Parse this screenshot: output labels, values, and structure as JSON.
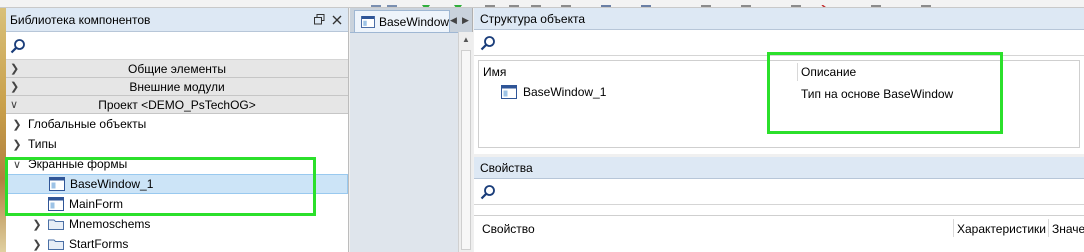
{
  "library": {
    "title": "Библиотека компонентов",
    "search_placeholder": "",
    "categories": [
      {
        "label": "Общие элементы"
      },
      {
        "label": "Внешние модули"
      },
      {
        "label": "Проект <DEMO_PsTechOG>"
      }
    ],
    "tree": [
      {
        "label": "Глобальные объекты",
        "expanded": false
      },
      {
        "label": "Типы",
        "expanded": false
      },
      {
        "label": "Экранные формы",
        "expanded": true
      }
    ],
    "forms": [
      {
        "label": "BaseWindow_1",
        "selected": true
      },
      {
        "label": "MainForm",
        "selected": false
      }
    ],
    "more": [
      {
        "label": "Mnemoschems"
      },
      {
        "label": "StartForms"
      }
    ]
  },
  "tab": {
    "label": "BaseWindow"
  },
  "object_structure": {
    "title": "Структура объекта",
    "col_name": "Имя",
    "col_description": "Описание",
    "rows": [
      {
        "name": "BaseWindow_1",
        "description": "Тип на основе BaseWindow"
      }
    ]
  },
  "properties": {
    "title": "Свойства",
    "col_property": "Свойство",
    "col_characteristics": "Характеристики",
    "col_value": "Значение"
  },
  "colors": {
    "highlight": "#2be02b",
    "header_bg": "#dde8f4",
    "selection_bg": "#cce4f7"
  }
}
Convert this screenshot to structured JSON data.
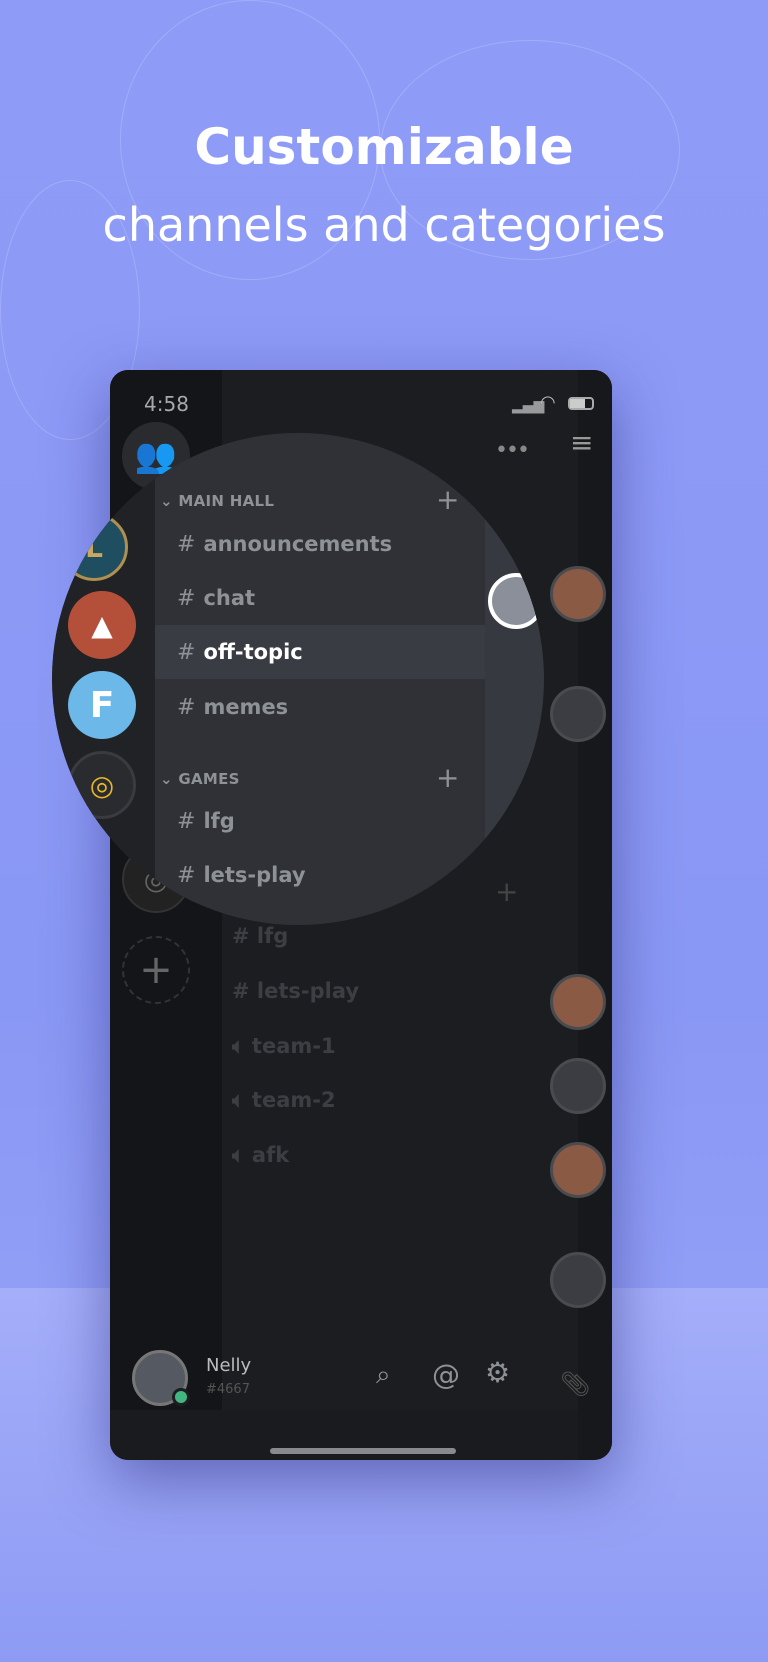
{
  "headline": {
    "line1": "Customizable",
    "line2": "channels and categories"
  },
  "status_bar": {
    "time": "4:58"
  },
  "magnified": {
    "categories": [
      {
        "name": "MAIN HALL",
        "channels": [
          {
            "name": "announcements"
          },
          {
            "name": "chat"
          },
          {
            "name": "off-topic",
            "selected": true
          },
          {
            "name": "memes"
          }
        ]
      },
      {
        "name": "GAMES",
        "channels": [
          {
            "name": "lfg"
          },
          {
            "name": "lets-play"
          }
        ]
      }
    ]
  },
  "channels_behind": [
    {
      "name": "lfg",
      "type": "text"
    },
    {
      "name": "lets-play",
      "type": "text"
    },
    {
      "name": "team-1",
      "type": "voice"
    },
    {
      "name": "team-2",
      "type": "voice"
    },
    {
      "name": "afk",
      "type": "voice"
    }
  ],
  "servers": [
    "League of Legends",
    "Apex Legends",
    "Fortnite",
    "Overwatch"
  ],
  "user": {
    "name": "Nelly",
    "tag": "#4667",
    "status": "online",
    "status_color": "#43b581"
  },
  "hash": "#",
  "colors": {
    "background": "#8f9cf7",
    "selected_channel": "#393c43"
  }
}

++++++++

_Task to carry out:_
Quote every line word for word and keep the images out of the copy.

_Answer to this exercise:_
Parse this screenshot: output labels, values, and structure as JSON.
{
  "library": {
    "title": "Библиотека компонентов",
    "search_placeholder": "",
    "categories": [
      {
        "label": "Общие элементы"
      },
      {
        "label": "Внешние модули"
      },
      {
        "label": "Проект <DEMO_PsTechOG>"
      }
    ],
    "tree": [
      {
        "label": "Глобальные объекты",
        "expanded": false
      },
      {
        "label": "Типы",
        "expanded": false
      },
      {
        "label": "Экранные формы",
        "expanded": true
      }
    ],
    "forms": [
      {
        "label": "BaseWindow_1",
        "selected": true
      },
      {
        "label": "MainForm",
        "selected": false
      }
    ],
    "more": [
      {
        "label": "Mnemoschems"
      },
      {
        "label": "StartForms"
      }
    ]
  },
  "tab": {
    "label": "BaseWindow"
  },
  "object_structure": {
    "title": "Структура объекта",
    "col_name": "Имя",
    "col_description": "Описание",
    "rows": [
      {
        "name": "BaseWindow_1",
        "description": "Тип на основе BaseWindow"
      }
    ]
  },
  "properties": {
    "title": "Свойства",
    "col_property": "Свойство",
    "col_characteristics": "Характеристики",
    "col_value": "Значение"
  },
  "colors": {
    "highlight": "#2be02b",
    "header_bg": "#dde8f4",
    "selection_bg": "#cce4f7"
  }
}
Convert this screenshot to structured JSON data.
{
  "headline": {
    "line1": "Customizable",
    "line2": "channels and categories"
  },
  "status_bar": {
    "time": "4:58"
  },
  "magnified": {
    "categories": [
      {
        "name": "MAIN HALL",
        "channels": [
          {
            "name": "announcements"
          },
          {
            "name": "chat"
          },
          {
            "name": "off-topic",
            "selected": true
          },
          {
            "name": "memes"
          }
        ]
      },
      {
        "name": "GAMES",
        "channels": [
          {
            "name": "lfg"
          },
          {
            "name": "lets-play"
          }
        ]
      }
    ]
  },
  "channels_behind": [
    {
      "name": "lfg",
      "type": "text"
    },
    {
      "name": "lets-play",
      "type": "text"
    },
    {
      "name": "team-1",
      "type": "voice"
    },
    {
      "name": "team-2",
      "type": "voice"
    },
    {
      "name": "afk",
      "type": "voice"
    }
  ],
  "servers": [
    "League of Legends",
    "Apex Legends",
    "Fortnite",
    "Overwatch"
  ],
  "user": {
    "name": "Nelly",
    "tag": "#4667",
    "status": "online",
    "status_color": "#43b581"
  },
  "hash": "#",
  "colors": {
    "background": "#8f9cf7",
    "selected_channel": "#393c43"
  }
}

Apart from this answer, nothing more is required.